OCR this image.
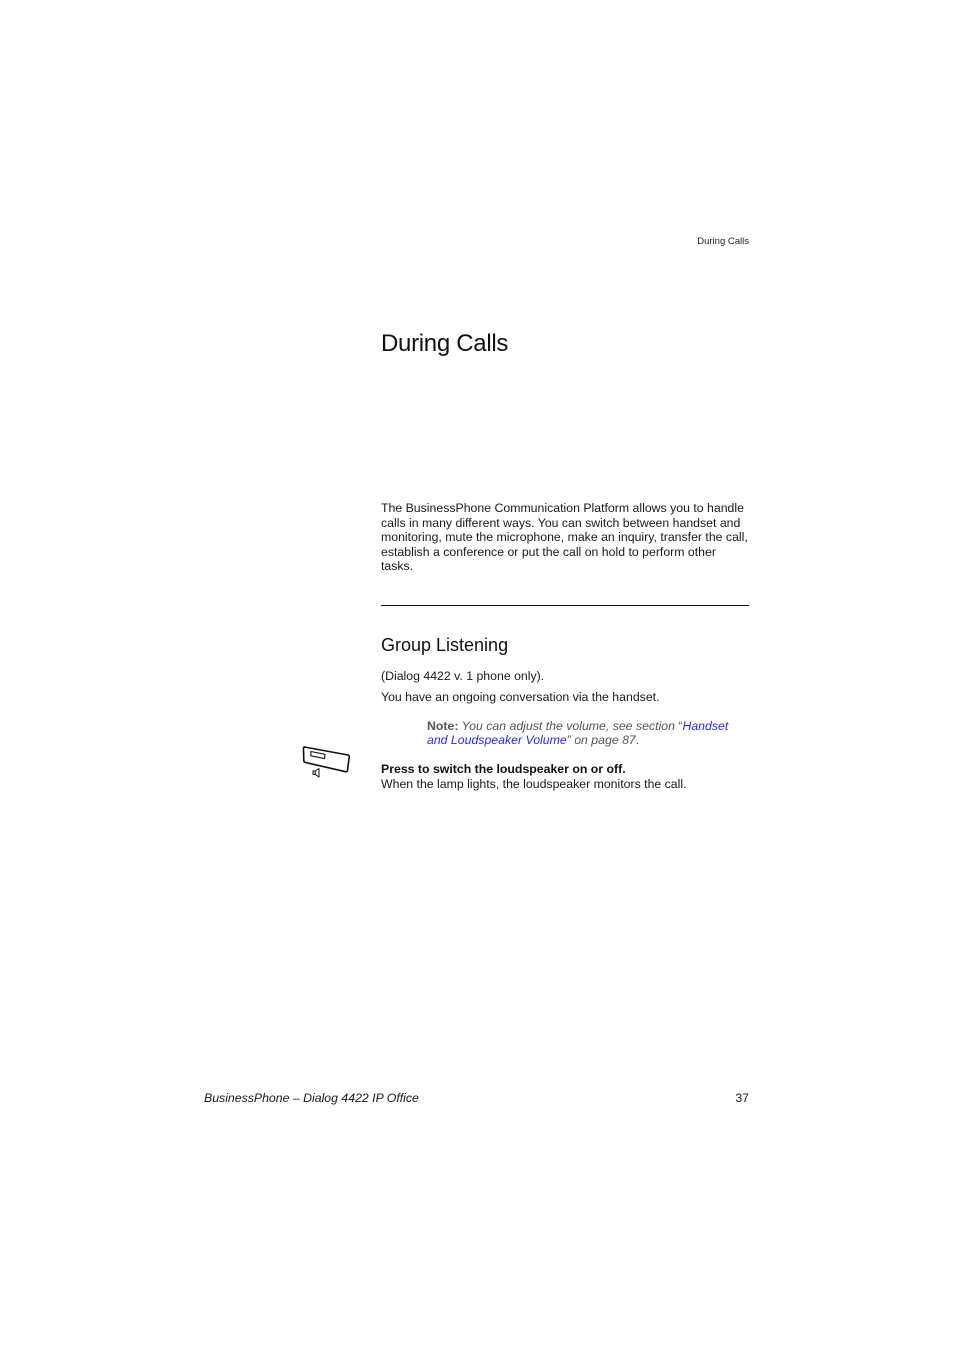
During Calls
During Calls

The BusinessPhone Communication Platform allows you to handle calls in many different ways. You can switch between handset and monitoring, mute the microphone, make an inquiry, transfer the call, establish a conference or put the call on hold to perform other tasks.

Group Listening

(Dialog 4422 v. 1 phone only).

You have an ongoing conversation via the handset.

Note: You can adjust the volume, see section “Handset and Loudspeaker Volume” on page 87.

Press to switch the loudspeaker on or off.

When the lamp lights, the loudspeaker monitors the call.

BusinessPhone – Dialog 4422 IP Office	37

============================================================

What is asked »
Keep the pictures out and write out the records exactly.

Response for this exercise »
OCR this image.
During Calls
During Calls

The BusinessPhone Communication Platform allows you to handle calls in many different ways. You can switch between handset and monitoring, mute the microphone, make an inquiry, transfer the call, establish a conference or put the call on hold to perform other tasks.

Group Listening

(Dialog 4422 v. 1 phone only).

You have an ongoing conversation via the handset.

Note: You can adjust the volume, see section “Handset and Loudspeaker Volume” on page 87.

Press to switch the loudspeaker on or off.

When the lamp lights, the loudspeaker monitors the call.

BusinessPhone – Dialog 4422 IP Office	37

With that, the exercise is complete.